━━ DATA ━━

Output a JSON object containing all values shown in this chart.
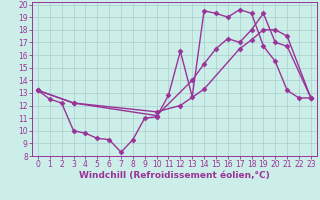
{
  "xlabel": "Windchill (Refroidissement éolien,°C)",
  "xlim": [
    -0.5,
    23.5
  ],
  "ylim": [
    8,
    20.2
  ],
  "xticks": [
    0,
    1,
    2,
    3,
    4,
    5,
    6,
    7,
    8,
    9,
    10,
    11,
    12,
    13,
    14,
    15,
    16,
    17,
    18,
    19,
    20,
    21,
    22,
    23
  ],
  "yticks": [
    8,
    9,
    10,
    11,
    12,
    13,
    14,
    15,
    16,
    17,
    18,
    19,
    20
  ],
  "background_color": "#cceee8",
  "grid_color": "#aacccc",
  "line_color": "#993399",
  "line1_x": [
    0,
    1,
    2,
    3,
    4,
    5,
    6,
    7,
    8,
    9,
    10,
    11,
    12,
    13,
    14,
    15,
    16,
    17,
    18,
    19,
    20,
    21,
    22,
    23
  ],
  "line1_y": [
    13.2,
    12.5,
    12.2,
    10.0,
    9.8,
    9.4,
    9.3,
    8.3,
    9.3,
    11.0,
    11.1,
    12.8,
    16.3,
    12.7,
    19.5,
    19.3,
    19.0,
    19.6,
    19.3,
    16.7,
    15.5,
    13.2,
    12.6,
    12.6
  ],
  "line2_x": [
    0,
    3,
    10,
    13,
    14,
    15,
    16,
    17,
    18,
    19,
    20,
    21,
    23
  ],
  "line2_y": [
    13.2,
    12.2,
    11.2,
    14.0,
    15.3,
    16.5,
    17.3,
    17.0,
    18.0,
    19.3,
    17.0,
    16.7,
    12.6
  ],
  "line3_x": [
    0,
    3,
    10,
    12,
    14,
    17,
    18,
    19,
    20,
    21,
    23
  ],
  "line3_y": [
    13.2,
    12.2,
    11.5,
    12.0,
    13.3,
    16.5,
    17.2,
    18.0,
    18.0,
    17.5,
    12.6
  ],
  "marker": "D",
  "markersize": 2.5,
  "linewidth": 1.0,
  "fontsize_ticks": 5.5,
  "fontsize_xlabel": 6.5
}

━━━

YOUR TASK: Return all of the entries word for word, but omit the pictures.

SOLUTION:
Output a JSON object containing all values shown in this chart.
{
  "xlabel": "Windchill (Refroidissement éolien,°C)",
  "xlim": [
    -0.5,
    23.5
  ],
  "ylim": [
    8,
    20.2
  ],
  "xticks": [
    0,
    1,
    2,
    3,
    4,
    5,
    6,
    7,
    8,
    9,
    10,
    11,
    12,
    13,
    14,
    15,
    16,
    17,
    18,
    19,
    20,
    21,
    22,
    23
  ],
  "yticks": [
    8,
    9,
    10,
    11,
    12,
    13,
    14,
    15,
    16,
    17,
    18,
    19,
    20
  ],
  "background_color": "#cceee8",
  "grid_color": "#aacccc",
  "line_color": "#993399",
  "line1_x": [
    0,
    1,
    2,
    3,
    4,
    5,
    6,
    7,
    8,
    9,
    10,
    11,
    12,
    13,
    14,
    15,
    16,
    17,
    18,
    19,
    20,
    21,
    22,
    23
  ],
  "line1_y": [
    13.2,
    12.5,
    12.2,
    10.0,
    9.8,
    9.4,
    9.3,
    8.3,
    9.3,
    11.0,
    11.1,
    12.8,
    16.3,
    12.7,
    19.5,
    19.3,
    19.0,
    19.6,
    19.3,
    16.7,
    15.5,
    13.2,
    12.6,
    12.6
  ],
  "line2_x": [
    0,
    3,
    10,
    13,
    14,
    15,
    16,
    17,
    18,
    19,
    20,
    21,
    23
  ],
  "line2_y": [
    13.2,
    12.2,
    11.2,
    14.0,
    15.3,
    16.5,
    17.3,
    17.0,
    18.0,
    19.3,
    17.0,
    16.7,
    12.6
  ],
  "line3_x": [
    0,
    3,
    10,
    12,
    14,
    17,
    18,
    19,
    20,
    21,
    23
  ],
  "line3_y": [
    13.2,
    12.2,
    11.5,
    12.0,
    13.3,
    16.5,
    17.2,
    18.0,
    18.0,
    17.5,
    12.6
  ],
  "marker": "D",
  "markersize": 2.5,
  "linewidth": 1.0,
  "fontsize_ticks": 5.5,
  "fontsize_xlabel": 6.5
}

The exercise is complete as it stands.